#### What the exercise asks
Below are records to transcribe exactly, without their pictures.

#### Records for this task
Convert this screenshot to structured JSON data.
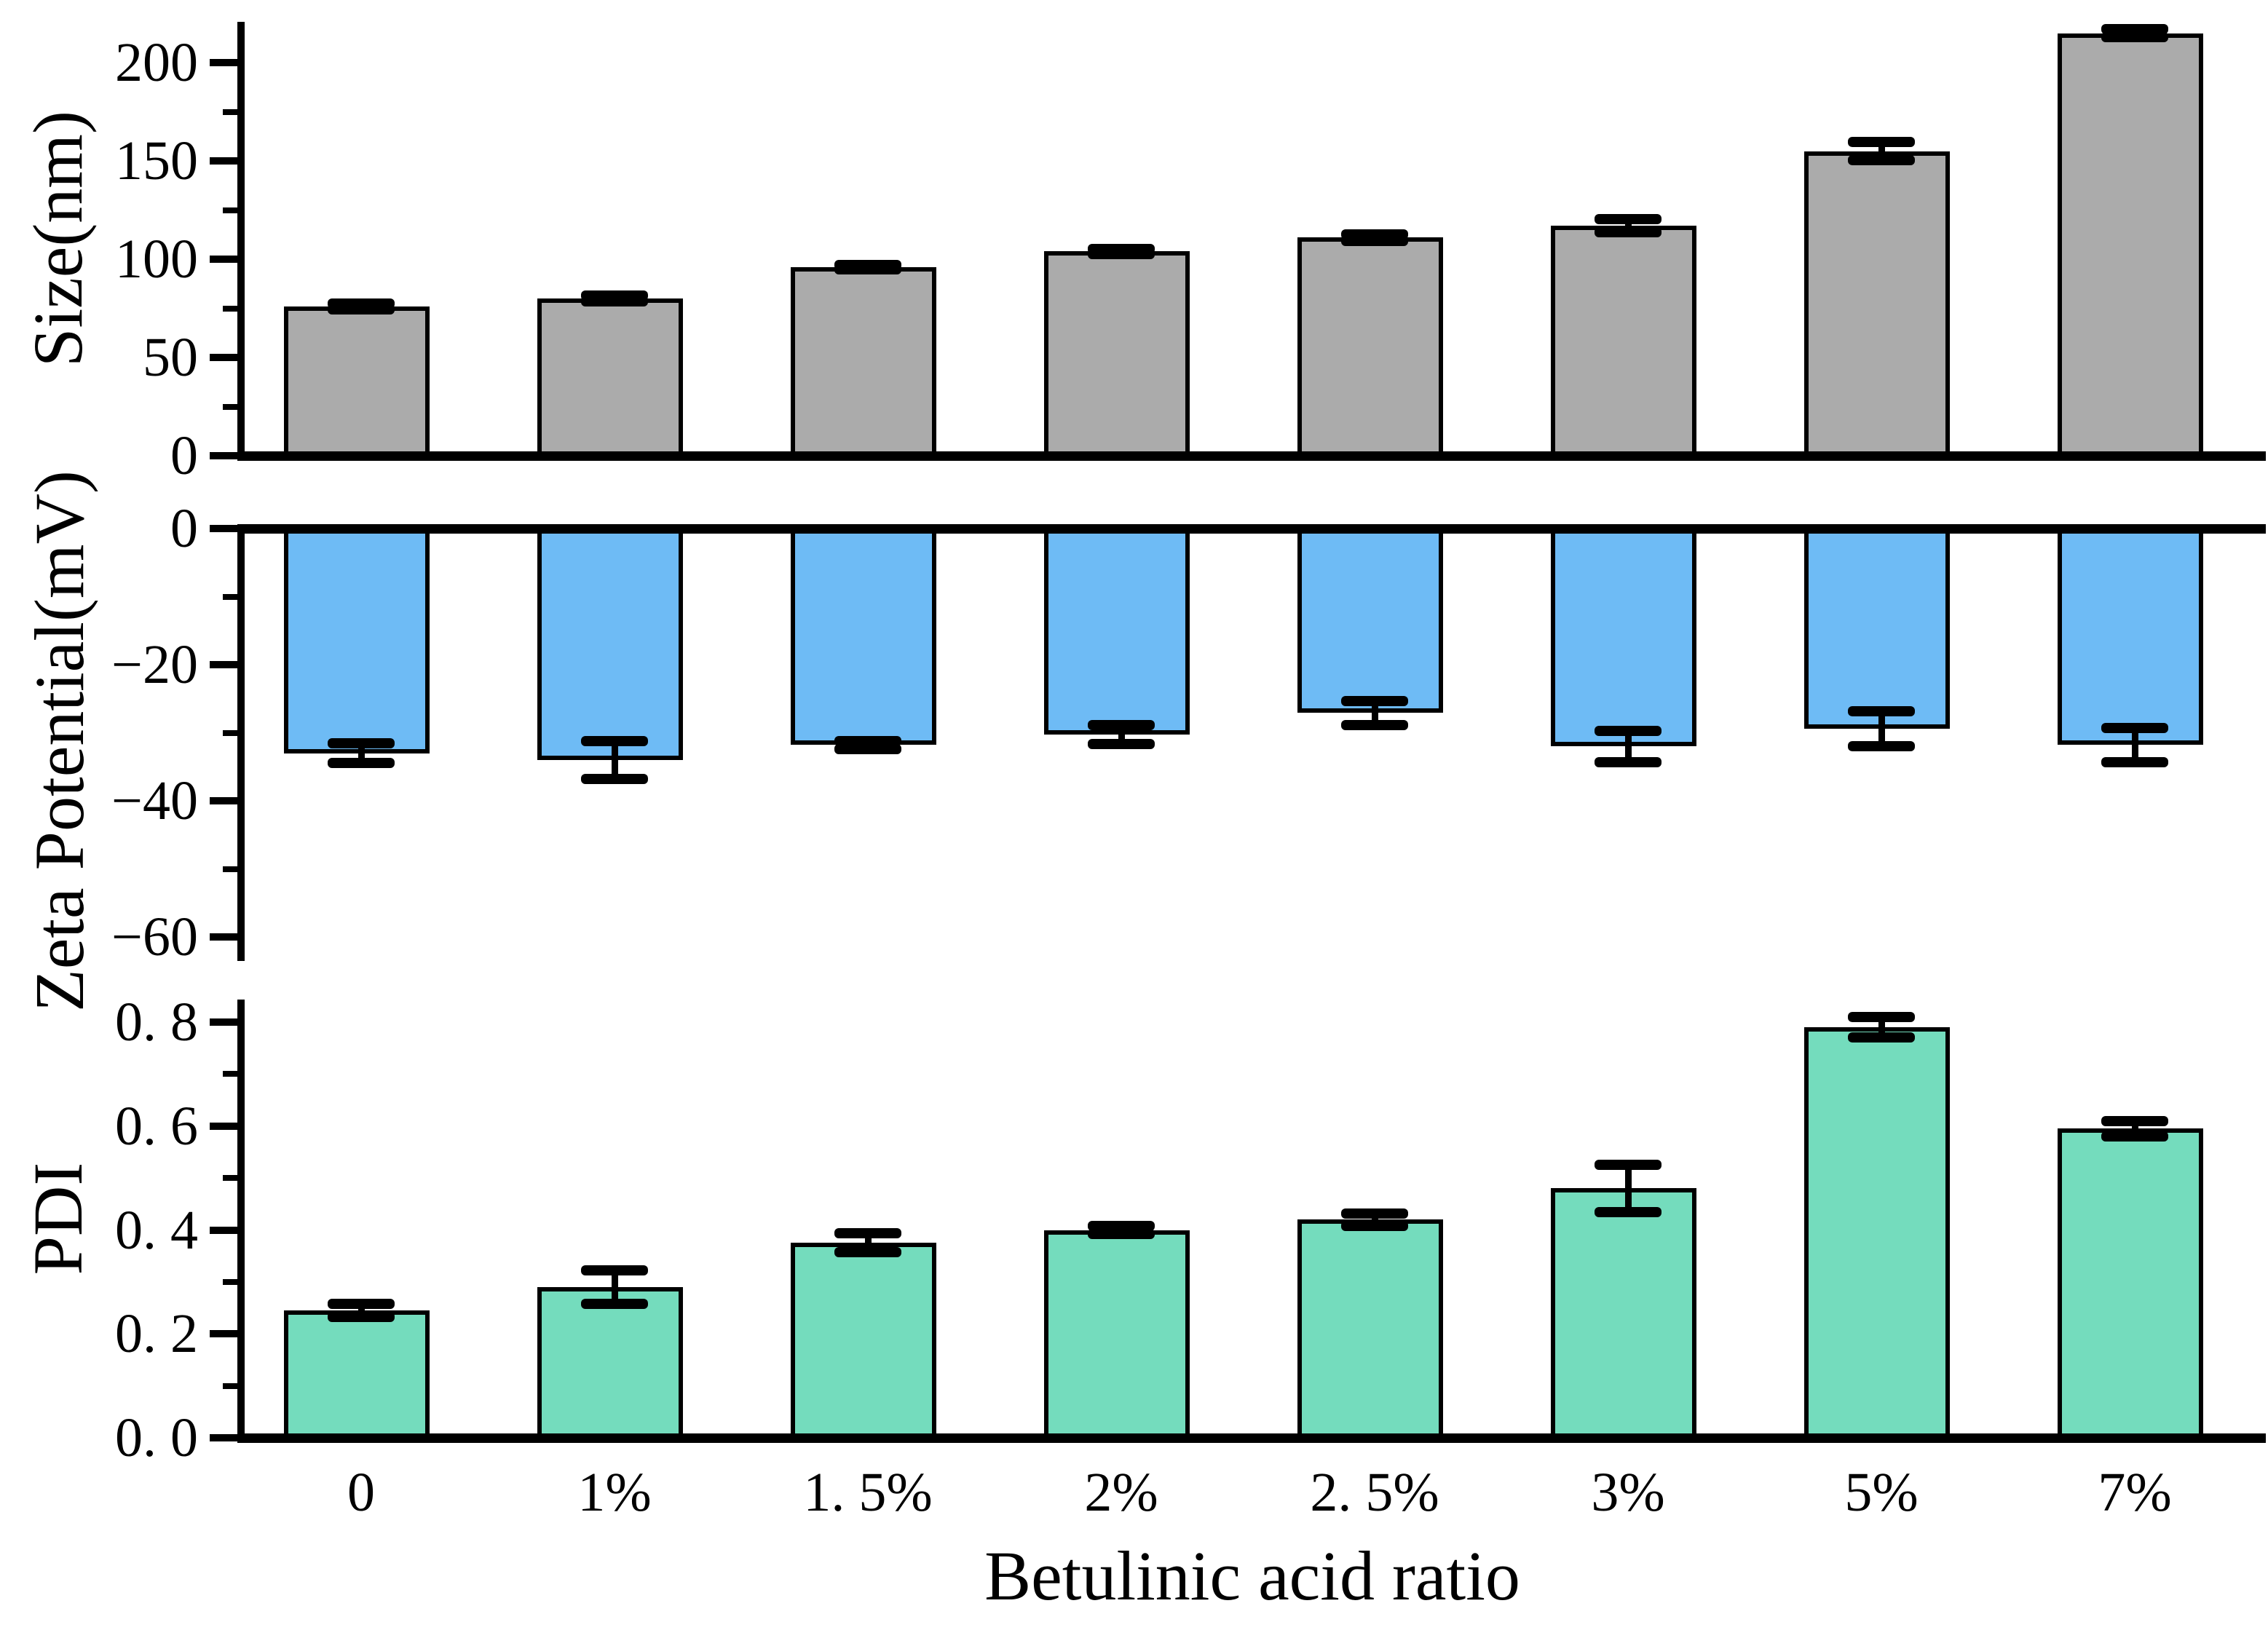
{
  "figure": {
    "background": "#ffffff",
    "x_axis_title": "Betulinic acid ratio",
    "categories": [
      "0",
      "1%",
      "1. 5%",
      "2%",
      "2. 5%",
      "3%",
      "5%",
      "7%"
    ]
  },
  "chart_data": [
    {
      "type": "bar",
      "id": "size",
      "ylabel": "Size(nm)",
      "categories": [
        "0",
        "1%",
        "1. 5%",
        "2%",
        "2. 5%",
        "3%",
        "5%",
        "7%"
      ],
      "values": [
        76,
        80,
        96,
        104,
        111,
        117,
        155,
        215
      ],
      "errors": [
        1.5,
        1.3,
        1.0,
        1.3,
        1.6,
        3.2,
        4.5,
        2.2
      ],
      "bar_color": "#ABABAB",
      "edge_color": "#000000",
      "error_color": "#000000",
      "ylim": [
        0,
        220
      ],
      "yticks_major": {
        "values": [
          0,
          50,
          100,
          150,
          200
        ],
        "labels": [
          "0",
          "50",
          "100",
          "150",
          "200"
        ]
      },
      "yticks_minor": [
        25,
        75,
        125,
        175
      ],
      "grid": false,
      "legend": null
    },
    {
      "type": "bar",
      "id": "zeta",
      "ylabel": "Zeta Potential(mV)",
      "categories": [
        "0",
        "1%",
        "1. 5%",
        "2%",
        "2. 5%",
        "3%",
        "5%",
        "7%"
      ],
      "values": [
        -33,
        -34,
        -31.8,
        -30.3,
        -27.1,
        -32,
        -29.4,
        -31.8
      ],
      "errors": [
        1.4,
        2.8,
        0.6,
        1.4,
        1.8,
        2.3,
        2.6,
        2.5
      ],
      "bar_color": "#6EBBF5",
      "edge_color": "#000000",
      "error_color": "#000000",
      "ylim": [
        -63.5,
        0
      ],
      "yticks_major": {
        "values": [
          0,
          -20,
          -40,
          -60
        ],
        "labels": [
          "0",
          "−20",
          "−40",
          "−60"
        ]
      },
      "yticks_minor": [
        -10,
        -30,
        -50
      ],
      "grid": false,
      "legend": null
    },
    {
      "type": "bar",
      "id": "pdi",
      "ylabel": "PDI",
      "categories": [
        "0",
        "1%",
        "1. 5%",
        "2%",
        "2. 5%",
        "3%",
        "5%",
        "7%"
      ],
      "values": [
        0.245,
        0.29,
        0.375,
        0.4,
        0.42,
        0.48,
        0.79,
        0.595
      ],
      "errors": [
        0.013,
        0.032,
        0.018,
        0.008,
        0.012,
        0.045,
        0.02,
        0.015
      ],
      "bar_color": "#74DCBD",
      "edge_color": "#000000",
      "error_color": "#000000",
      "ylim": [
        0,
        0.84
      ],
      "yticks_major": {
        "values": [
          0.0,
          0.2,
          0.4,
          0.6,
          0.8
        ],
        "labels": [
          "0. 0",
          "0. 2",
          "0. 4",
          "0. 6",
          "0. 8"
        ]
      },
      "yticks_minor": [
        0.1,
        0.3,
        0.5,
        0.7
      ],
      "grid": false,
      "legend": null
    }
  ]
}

#### Solution to the exercise
Convert this screenshot to structured JSON data.
{
  "figure": {
    "background": "#ffffff",
    "x_axis_title": "Betulinic acid ratio",
    "categories": [
      "0",
      "1%",
      "1. 5%",
      "2%",
      "2. 5%",
      "3%",
      "5%",
      "7%"
    ]
  },
  "chart_data": [
    {
      "type": "bar",
      "id": "size",
      "ylabel": "Size(nm)",
      "categories": [
        "0",
        "1%",
        "1. 5%",
        "2%",
        "2. 5%",
        "3%",
        "5%",
        "7%"
      ],
      "values": [
        76,
        80,
        96,
        104,
        111,
        117,
        155,
        215
      ],
      "errors": [
        1.5,
        1.3,
        1.0,
        1.3,
        1.6,
        3.2,
        4.5,
        2.2
      ],
      "bar_color": "#ABABAB",
      "edge_color": "#000000",
      "error_color": "#000000",
      "ylim": [
        0,
        220
      ],
      "yticks_major": {
        "values": [
          0,
          50,
          100,
          150,
          200
        ],
        "labels": [
          "0",
          "50",
          "100",
          "150",
          "200"
        ]
      },
      "yticks_minor": [
        25,
        75,
        125,
        175
      ],
      "grid": false,
      "legend": null
    },
    {
      "type": "bar",
      "id": "zeta",
      "ylabel": "Zeta Potential(mV)",
      "categories": [
        "0",
        "1%",
        "1. 5%",
        "2%",
        "2. 5%",
        "3%",
        "5%",
        "7%"
      ],
      "values": [
        -33,
        -34,
        -31.8,
        -30.3,
        -27.1,
        -32,
        -29.4,
        -31.8
      ],
      "errors": [
        1.4,
        2.8,
        0.6,
        1.4,
        1.8,
        2.3,
        2.6,
        2.5
      ],
      "bar_color": "#6EBBF5",
      "edge_color": "#000000",
      "error_color": "#000000",
      "ylim": [
        -63.5,
        0
      ],
      "yticks_major": {
        "values": [
          0,
          -20,
          -40,
          -60
        ],
        "labels": [
          "0",
          "−20",
          "−40",
          "−60"
        ]
      },
      "yticks_minor": [
        -10,
        -30,
        -50
      ],
      "grid": false,
      "legend": null
    },
    {
      "type": "bar",
      "id": "pdi",
      "ylabel": "PDI",
      "categories": [
        "0",
        "1%",
        "1. 5%",
        "2%",
        "2. 5%",
        "3%",
        "5%",
        "7%"
      ],
      "values": [
        0.245,
        0.29,
        0.375,
        0.4,
        0.42,
        0.48,
        0.79,
        0.595
      ],
      "errors": [
        0.013,
        0.032,
        0.018,
        0.008,
        0.012,
        0.045,
        0.02,
        0.015
      ],
      "bar_color": "#74DCBD",
      "edge_color": "#000000",
      "error_color": "#000000",
      "ylim": [
        0,
        0.84
      ],
      "yticks_major": {
        "values": [
          0.0,
          0.2,
          0.4,
          0.6,
          0.8
        ],
        "labels": [
          "0. 0",
          "0. 2",
          "0. 4",
          "0. 6",
          "0. 8"
        ]
      },
      "yticks_minor": [
        0.1,
        0.3,
        0.5,
        0.7
      ],
      "grid": false,
      "legend": null
    }
  ]
}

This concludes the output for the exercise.